### What you are asked to do
Where a line holds the word "with", copy that line.

### Supplied information
------------------------------------

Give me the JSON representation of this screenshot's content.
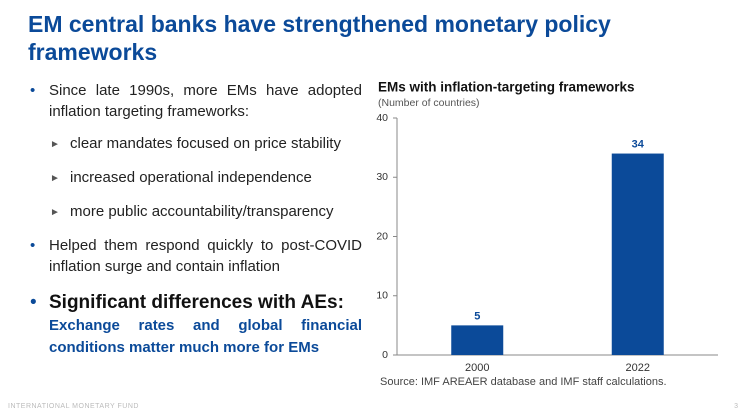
{
  "title": "EM central banks have strengthened monetary policy frameworks",
  "bullets": [
    {
      "text": "Since late 1990s, more EMs have adopted inflation targeting frameworks:",
      "sub": [
        "clear mandates focused on price stability",
        "increased operational independence",
        "more public accountability/transparency"
      ]
    },
    {
      "text": "Helped them respond quickly to post-COVID inflation surge and contain inflation"
    },
    {
      "text": "Significant differences with AEs:",
      "detail": "Exchange rates and global financial conditions matter much more for EMs"
    }
  ],
  "chart_data": {
    "type": "bar",
    "title": "EMs with inflation-targeting frameworks",
    "subtitle": "(Number of countries)",
    "categories": [
      "2000",
      "2022"
    ],
    "values": [
      5,
      34
    ],
    "color": "#0b4a99",
    "ylim": [
      0,
      40
    ],
    "yticks": [
      0,
      10,
      20,
      30,
      40
    ],
    "grid": false,
    "source": "Source: IMF AREAER database and IMF staff calculations."
  },
  "footer": "INTERNATIONAL MONETARY FUND",
  "page_number": "3"
}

------------------------------------

### Written reply
      "text": "Significant differences with AEs:",
    "title": "EMs with inflation-targeting frameworks",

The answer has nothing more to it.